THE TASK:
Take each line containing the word "Great" and copy it.

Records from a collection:
>>>

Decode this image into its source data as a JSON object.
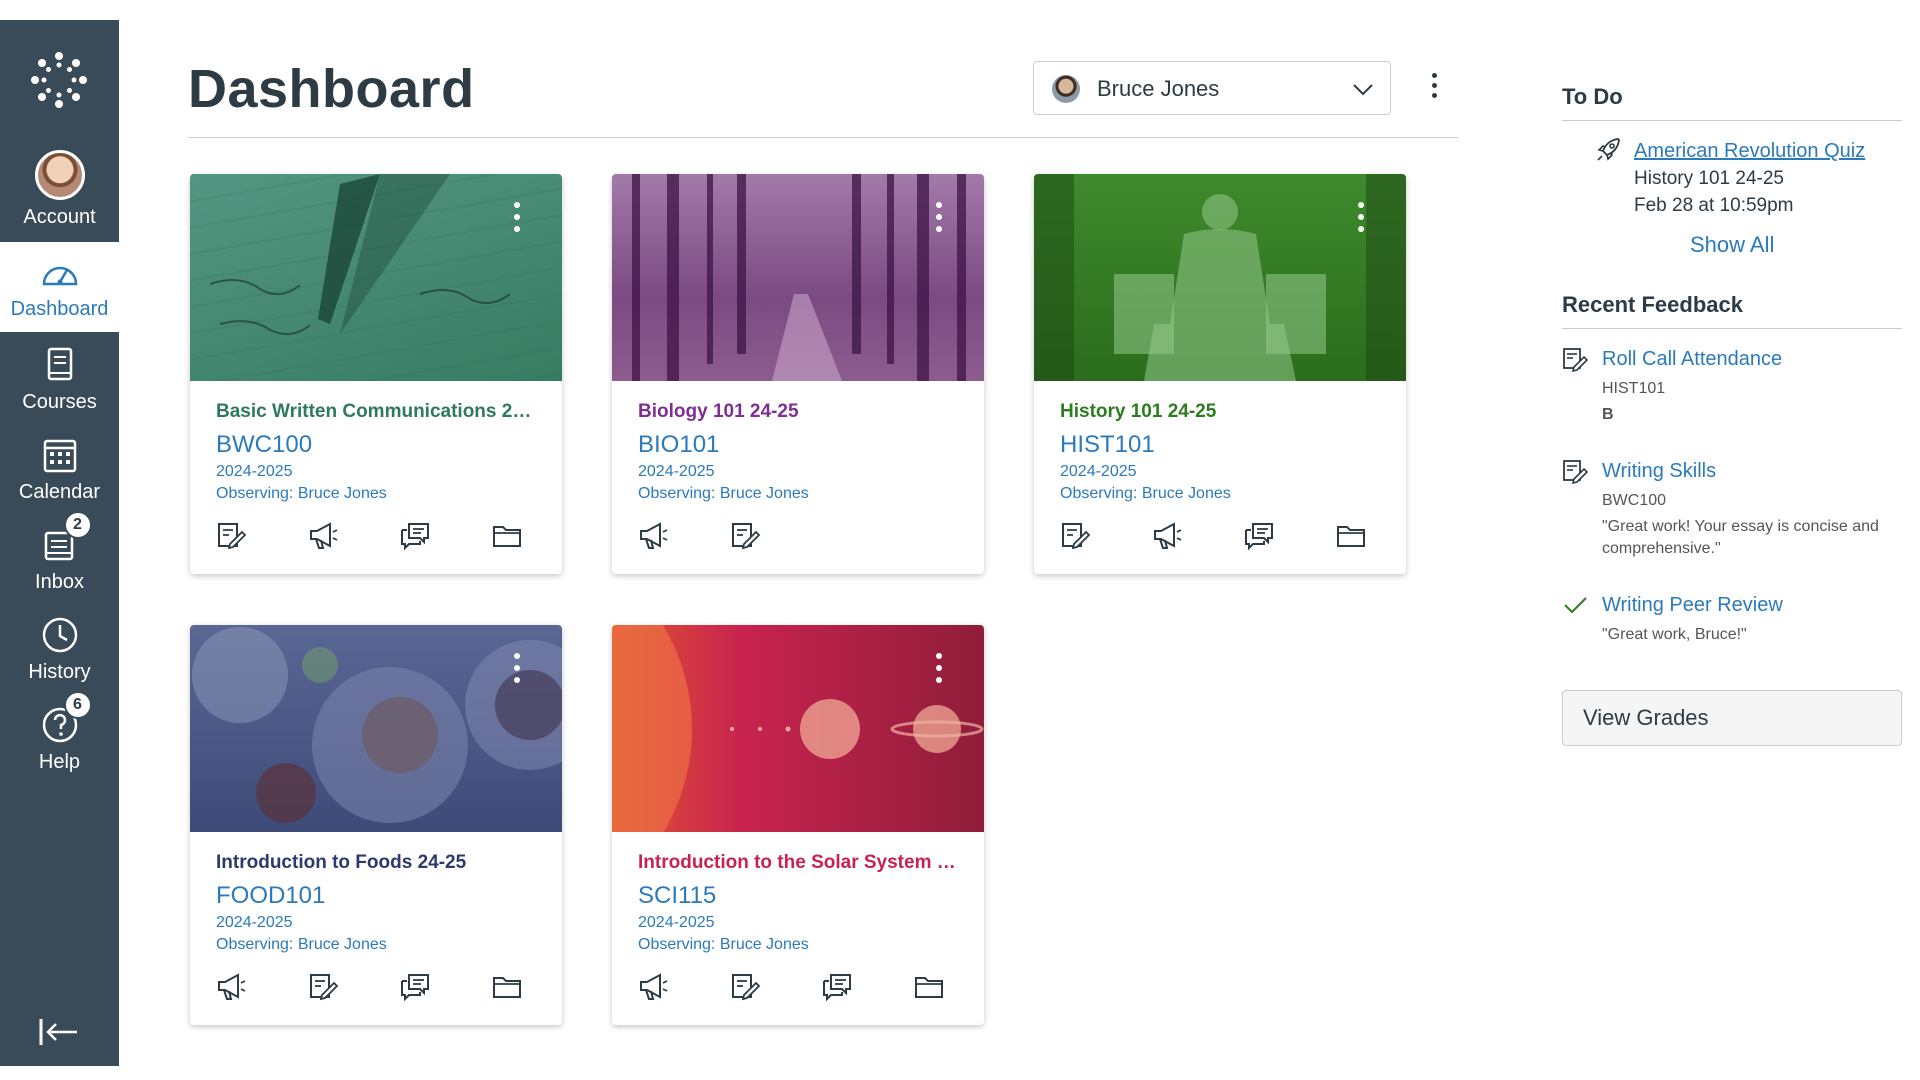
{
  "nav": {
    "logo": "canvas-logo-icon",
    "items": [
      {
        "label": "Account",
        "icon": "avatar"
      },
      {
        "label": "Dashboard",
        "icon": "dashboard-icon"
      },
      {
        "label": "Courses",
        "icon": "courses-icon"
      },
      {
        "label": "Calendar",
        "icon": "calendar-icon"
      },
      {
        "label": "Inbox",
        "icon": "inbox-icon",
        "badge": "2"
      },
      {
        "label": "History",
        "icon": "history-icon"
      },
      {
        "label": "Help",
        "icon": "help-icon",
        "badge": "6"
      }
    ]
  },
  "header": {
    "title": "Dashboard",
    "observer": "Bruce Jones"
  },
  "colors": {
    "nav_bg": "#394b58",
    "link": "#2b7abc",
    "card1": "#3f8a6e",
    "card2": "#8a3d9a",
    "card3": "#2f7d1f",
    "card4": "#2e3f7a",
    "card5": "#c8234f"
  },
  "cards": [
    {
      "title": "Basic Written Communications 24...",
      "code": "BWC100",
      "term": "2024-2025",
      "observing": "Observing: Bruce Jones",
      "title_color": "#2f7a5e"
    },
    {
      "title": "Biology 101 24-25",
      "code": "BIO101",
      "term": "2024-2025",
      "observing": "Observing: Bruce Jones",
      "title_color": "#7d2f93"
    },
    {
      "title": "History 101 24-25",
      "code": "HIST101",
      "term": "2024-2025",
      "observing": "Observing: Bruce Jones",
      "title_color": "#2c7d1e"
    },
    {
      "title": "Introduction to Foods 24-25",
      "code": "FOOD101",
      "term": "2024-2025",
      "observing": "Observing: Bruce Jones",
      "title_color": "#2e3a6e"
    },
    {
      "title": "Introduction to the Solar System 2...",
      "code": "SCI115",
      "term": "2024-2025",
      "observing": "Observing: Bruce Jones",
      "title_color": "#c8234f"
    }
  ],
  "todo": {
    "heading": "To Do",
    "item_title": "American Revolution Quiz",
    "item_course": "History 101 24-25",
    "item_due": "Feb 28 at 10:59pm",
    "show_all": "Show All"
  },
  "feedback": {
    "heading": "Recent Feedback",
    "items": [
      {
        "title": "Roll Call Attendance",
        "course": "HIST101",
        "grade": "B"
      },
      {
        "title": "Writing Skills",
        "course": "BWC100",
        "comment": "\"Great work! Your essay is concise and comprehensive.\""
      },
      {
        "title": "Writing Peer Review",
        "comment": "\"Great work, Bruce!\""
      }
    ]
  },
  "view_grades": "View Grades"
}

<<<

EXERCISE RESPONSE:
        "comment": "\"Great work! Your essay is concise and comprehensive.\""
        "comment": "\"Great work, Bruce!\""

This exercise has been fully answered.